>> Start RECORD EXCERPTS

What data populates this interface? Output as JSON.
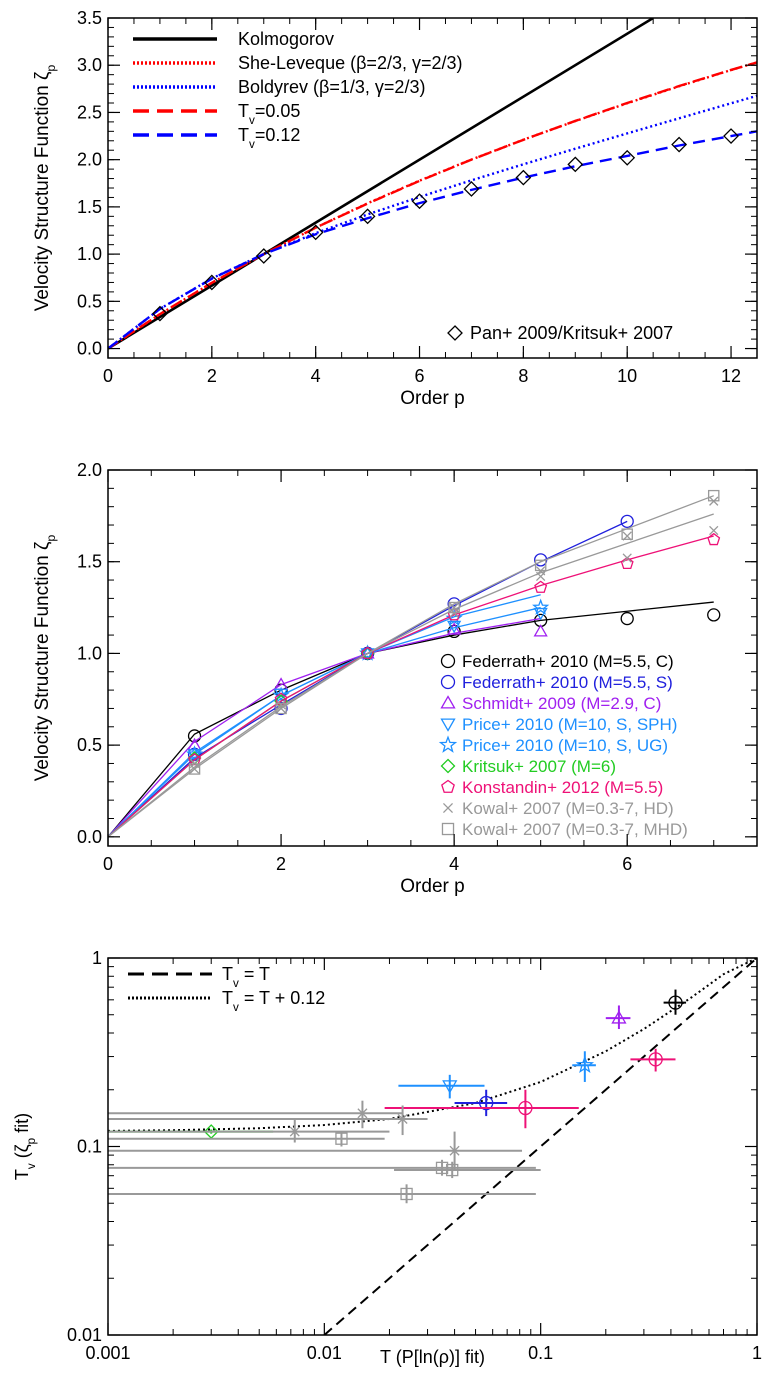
{
  "chart_data": [
    {
      "type": "line",
      "xlabel": "Order p",
      "ylabel": "Velocity Structure Function ζ",
      "ylabel_sub": "p",
      "xlim": [
        0,
        12.5
      ],
      "ylim": [
        -0.1,
        3.5
      ],
      "xticks": [
        0,
        2,
        4,
        6,
        8,
        10,
        12
      ],
      "yticks": [
        0.0,
        0.5,
        1.0,
        1.5,
        2.0,
        2.5,
        3.0,
        3.5
      ],
      "grid": false,
      "legend_position": "top-left",
      "series": [
        {
          "name": "Kolmogorov",
          "style": "solid",
          "color": "#000000",
          "x": [
            0,
            10.5
          ],
          "y": [
            0,
            3.5
          ]
        },
        {
          "name": "She-Leveque (β=2/3, γ=2/3)",
          "style": "dotted",
          "color": "#ff0000",
          "x": [
            0,
            1,
            2,
            3,
            4,
            5,
            6,
            7,
            8,
            9,
            10,
            11,
            12,
            12.5
          ],
          "y": [
            0,
            0.364,
            0.696,
            1.0,
            1.28,
            1.538,
            1.778,
            2.001,
            2.211,
            2.409,
            2.597,
            2.777,
            2.949,
            3.03
          ]
        },
        {
          "name": "Boldyrev (β=1/3, γ=2/3)",
          "style": "dotted",
          "color": "#0000ff",
          "x": [
            0,
            1,
            2,
            3,
            4,
            5,
            6,
            7,
            8,
            9,
            10,
            11,
            12,
            12.5
          ],
          "y": [
            0,
            0.42,
            0.742,
            1.0,
            1.222,
            1.42,
            1.605,
            1.781,
            1.951,
            2.116,
            2.278,
            2.438,
            2.597,
            2.676
          ]
        },
        {
          "name": "T",
          "name_sub": "v",
          "name_rest": "=0.05",
          "style": "dashed",
          "color": "#ff0000",
          "x": [
            0,
            1,
            2,
            3,
            4,
            5,
            6,
            7,
            8,
            9,
            10,
            11,
            12,
            12.5
          ],
          "y": [
            0,
            0.365,
            0.696,
            1.0,
            1.28,
            1.535,
            1.775,
            2.0,
            2.21,
            2.41,
            2.6,
            2.78,
            2.95,
            3.03
          ]
        },
        {
          "name": "T",
          "name_sub": "v",
          "name_rest": "=0.12",
          "style": "dashed",
          "color": "#0000ff",
          "x": [
            0,
            1,
            2,
            3,
            4,
            5,
            6,
            7,
            8,
            9,
            10,
            11,
            12,
            12.5
          ],
          "y": [
            0,
            0.42,
            0.74,
            1.0,
            1.21,
            1.38,
            1.54,
            1.68,
            1.81,
            1.93,
            2.04,
            2.15,
            2.25,
            2.3
          ]
        },
        {
          "name": "Pan+ 2009/Kritsuk+ 2007",
          "style": "diamond",
          "color": "#000000",
          "x": [
            1,
            2,
            3,
            4,
            5,
            6,
            7,
            8,
            9,
            10,
            11,
            12
          ],
          "y": [
            0.37,
            0.7,
            0.98,
            1.23,
            1.4,
            1.56,
            1.69,
            1.81,
            1.95,
            2.02,
            2.16,
            2.25
          ]
        }
      ]
    },
    {
      "type": "line",
      "xlabel": "Order p",
      "ylabel": "Velocity Structure Function ζ",
      "ylabel_sub": "p",
      "xlim": [
        0,
        7.5
      ],
      "ylim": [
        -0.05,
        2.0
      ],
      "xticks": [
        0,
        2,
        4,
        6
      ],
      "yticks": [
        0.0,
        0.5,
        1.0,
        1.5,
        2.0
      ],
      "grid": false,
      "legend_position": "bottom-right",
      "series": [
        {
          "name": "Federrath+ 2010 (M=5.5, C)",
          "marker": "circle",
          "color": "#000000",
          "x": [
            1,
            2,
            3,
            4,
            5,
            6,
            7
          ],
          "y": [
            0.55,
            0.8,
            1.0,
            1.12,
            1.18,
            1.19,
            1.21
          ],
          "fit": [
            0,
            0.56,
            0.8,
            1.0,
            1.1,
            1.18,
            1.23,
            1.28
          ]
        },
        {
          "name": "Federrath+ 2010 (M=5.5, S)",
          "marker": "circle",
          "color": "#2020dd",
          "x": [
            1,
            2,
            3,
            4,
            5,
            6
          ],
          "y": [
            0.45,
            0.7,
            1.0,
            1.27,
            1.51,
            1.72
          ],
          "fit": [
            0,
            0.43,
            0.72,
            1.0,
            1.26,
            1.5,
            1.72
          ]
        },
        {
          "name": "Schmidt+ 2009 (M=2.9, C)",
          "marker": "triangle",
          "color": "#a020f0",
          "x": [
            1,
            2,
            3,
            4,
            5
          ],
          "y": [
            0.5,
            0.83,
            1.0,
            1.13,
            1.12
          ],
          "fit": [
            0,
            0.52,
            0.83,
            1.0,
            1.11,
            1.19
          ]
        },
        {
          "name": "Price+ 2010 (M=10, S, SPH)",
          "marker": "triangle-down",
          "color": "#1e90ff",
          "x": [
            1,
            2,
            3,
            4,
            5
          ],
          "y": [
            0.45,
            0.78,
            1.0,
            1.15,
            1.22
          ],
          "fit": [
            0,
            0.46,
            0.77,
            1.0,
            1.14,
            1.25
          ]
        },
        {
          "name": "Price+ 2010 (M=10, S, UG)",
          "marker": "star",
          "color": "#1e90ff",
          "x": [
            1,
            2,
            3,
            4,
            5
          ],
          "y": [
            0.45,
            0.77,
            1.0,
            1.19,
            1.25
          ],
          "fit": [
            0,
            0.45,
            0.77,
            1.0,
            1.2,
            1.32
          ]
        },
        {
          "name": "Kritsuk+ 2007 (M=6)",
          "marker": "diamond",
          "color": "#22cc22",
          "x": [
            1,
            2,
            3
          ],
          "y": [
            0.43,
            0.74,
            1.0
          ],
          "fit": [
            0,
            0.42,
            0.74,
            1.0
          ]
        },
        {
          "name": "Konstandin+ 2012 (M=5.5)",
          "marker": "pentagon",
          "color": "#ee1177",
          "x": [
            1,
            2,
            3,
            4,
            5,
            6,
            7
          ],
          "y": [
            0.42,
            0.75,
            1.0,
            1.21,
            1.36,
            1.49,
            1.62
          ],
          "fit": [
            0,
            0.42,
            0.74,
            1.0,
            1.21,
            1.37,
            1.51,
            1.64
          ]
        },
        {
          "name": "Kowal+ 2007 (M=0.3-7, HD)",
          "marker": "x",
          "color": "#999999",
          "x": [
            1,
            1,
            2,
            2,
            4,
            4,
            5,
            5,
            6,
            6,
            7,
            7
          ],
          "y": [
            0.37,
            0.4,
            0.7,
            0.72,
            1.22,
            1.25,
            1.42,
            1.45,
            1.52,
            1.64,
            1.67,
            1.83
          ],
          "fit": [
            0,
            0.38,
            0.71,
            1.0,
            1.24,
            1.44,
            1.6,
            1.76
          ]
        },
        {
          "name": "Kowal+ 2007 (M=0.3-7, MHD)",
          "marker": "square",
          "color": "#999999",
          "x": [
            1,
            2,
            4,
            5,
            6,
            7
          ],
          "y": [
            0.37,
            0.7,
            1.25,
            1.48,
            1.65,
            1.86
          ],
          "fit": [
            0,
            0.37,
            0.7,
            1.0,
            1.27,
            1.5,
            1.68,
            1.86
          ]
        }
      ]
    },
    {
      "type": "scatter",
      "xlabel": "T (P[ln(ρ)] fit)",
      "ylabel": "T",
      "ylabel_sub": "v",
      "ylabel_rest": " (ζ",
      "ylabel_sub2": "p",
      "ylabel_end": " fit)",
      "xscale": "log",
      "yscale": "log",
      "xlim": [
        0.001,
        1
      ],
      "ylim": [
        0.01,
        1
      ],
      "xticks": [
        0.001,
        0.01,
        0.1,
        1
      ],
      "xticklabels": [
        "0.001",
        "0.01",
        "0.1",
        "1"
      ],
      "yticks": [
        0.01,
        0.1,
        1
      ],
      "yticklabels": [
        "0.01",
        "0.1",
        "1"
      ],
      "grid": false,
      "legend_position": "top-left",
      "legend": [
        {
          "label": "T",
          "sub": "v",
          "rest": " = T",
          "style": "dashed"
        },
        {
          "label": "T",
          "sub": "v",
          "rest": " = T + 0.12",
          "style": "dotted"
        }
      ],
      "lines": [
        {
          "label": "T_v = T",
          "style": "dashed",
          "x": [
            0.01,
            1
          ],
          "y": [
            0.01,
            1
          ]
        },
        {
          "label": "T_v = T + 0.12",
          "style": "dotted",
          "x": [
            0.001,
            0.002,
            0.005,
            0.01,
            0.02,
            0.05,
            0.1,
            0.2,
            0.3,
            0.5,
            0.7,
            1.0
          ],
          "y": [
            0.121,
            0.122,
            0.125,
            0.13,
            0.14,
            0.17,
            0.22,
            0.32,
            0.42,
            0.62,
            0.82,
            1.0
          ]
        }
      ],
      "points": [
        {
          "marker": "circle",
          "color": "#000000",
          "x": 0.42,
          "y": 0.58,
          "xerr": [
            0.37,
            0.47
          ],
          "yerr": [
            0.5,
            0.68
          ]
        },
        {
          "marker": "circle",
          "color": "#2020dd",
          "x": 0.056,
          "y": 0.17,
          "xerr": [
            0.04,
            0.07
          ],
          "yerr": [
            0.145,
            0.2
          ]
        },
        {
          "marker": "triangle",
          "color": "#a020f0",
          "x": 0.23,
          "y": 0.48,
          "xerr": [
            0.2,
            0.26
          ],
          "yerr": [
            0.42,
            0.56
          ]
        },
        {
          "marker": "triangle-down",
          "color": "#1e90ff",
          "x": 0.038,
          "y": 0.21,
          "xerr": [
            0.022,
            0.055
          ],
          "yerr": [
            0.18,
            0.24
          ]
        },
        {
          "marker": "star",
          "color": "#1e90ff",
          "x": 0.16,
          "y": 0.27,
          "xerr": [
            0.14,
            0.18
          ],
          "yerr": [
            0.22,
            0.32
          ]
        },
        {
          "marker": "diamond",
          "color": "#22cc22",
          "x": 0.003,
          "y": 0.12,
          "xerr": [
            0.001,
            0.0058
          ],
          "yerr": [
            0.117,
            0.123
          ]
        },
        {
          "marker": "circle",
          "color": "#ee1177",
          "x": 0.34,
          "y": 0.29,
          "xerr": [
            0.26,
            0.42
          ],
          "yerr": [
            0.25,
            0.33
          ]
        },
        {
          "marker": "circle",
          "color": "#ee1177",
          "x": 0.085,
          "y": 0.16,
          "xerr": [
            0.019,
            0.15
          ],
          "yerr": [
            0.125,
            0.2
          ]
        },
        {
          "marker": "x",
          "color": "#999999",
          "x": 0.0073,
          "y": 0.12,
          "xerr": [
            0.001,
            0.02
          ],
          "yerr": [
            0.105,
            0.14
          ]
        },
        {
          "marker": "x",
          "color": "#999999",
          "x": 0.015,
          "y": 0.15,
          "xerr": [
            0.001,
            0.023
          ],
          "yerr": [
            0.125,
            0.175
          ]
        },
        {
          "marker": "x",
          "color": "#999999",
          "x": 0.023,
          "y": 0.14,
          "xerr": [
            0.001,
            0.03
          ],
          "yerr": [
            0.115,
            0.165
          ]
        },
        {
          "marker": "x",
          "color": "#999999",
          "x": 0.04,
          "y": 0.095,
          "xerr": [
            0.001,
            0.082
          ],
          "yerr": [
            0.075,
            0.12
          ]
        },
        {
          "marker": "square",
          "color": "#999999",
          "x": 0.012,
          "y": 0.11,
          "xerr": [
            0.001,
            0.019
          ],
          "yerr": [
            0.1,
            0.12
          ]
        },
        {
          "marker": "square",
          "color": "#999999",
          "x": 0.035,
          "y": 0.077,
          "xerr": [
            0.001,
            0.095
          ],
          "yerr": [
            0.07,
            0.085
          ]
        },
        {
          "marker": "square",
          "color": "#999999",
          "x": 0.039,
          "y": 0.075,
          "xerr": [
            0.021,
            0.1
          ],
          "yerr": [
            0.068,
            0.083
          ]
        },
        {
          "marker": "square",
          "color": "#999999",
          "x": 0.024,
          "y": 0.056,
          "xerr": [
            0.001,
            0.095
          ],
          "yerr": [
            0.05,
            0.063
          ]
        }
      ]
    }
  ]
}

>> End RECORD EXCERPTS

• [WORK TO DO]
Every line that holds the string "Kowal" should be returned.

• [SOLVED EXERCISE]
          "name": "Kowal+ 2007 (M=0.3-7, HD)",
          "name": "Kowal+ 2007 (M=0.3-7, MHD)",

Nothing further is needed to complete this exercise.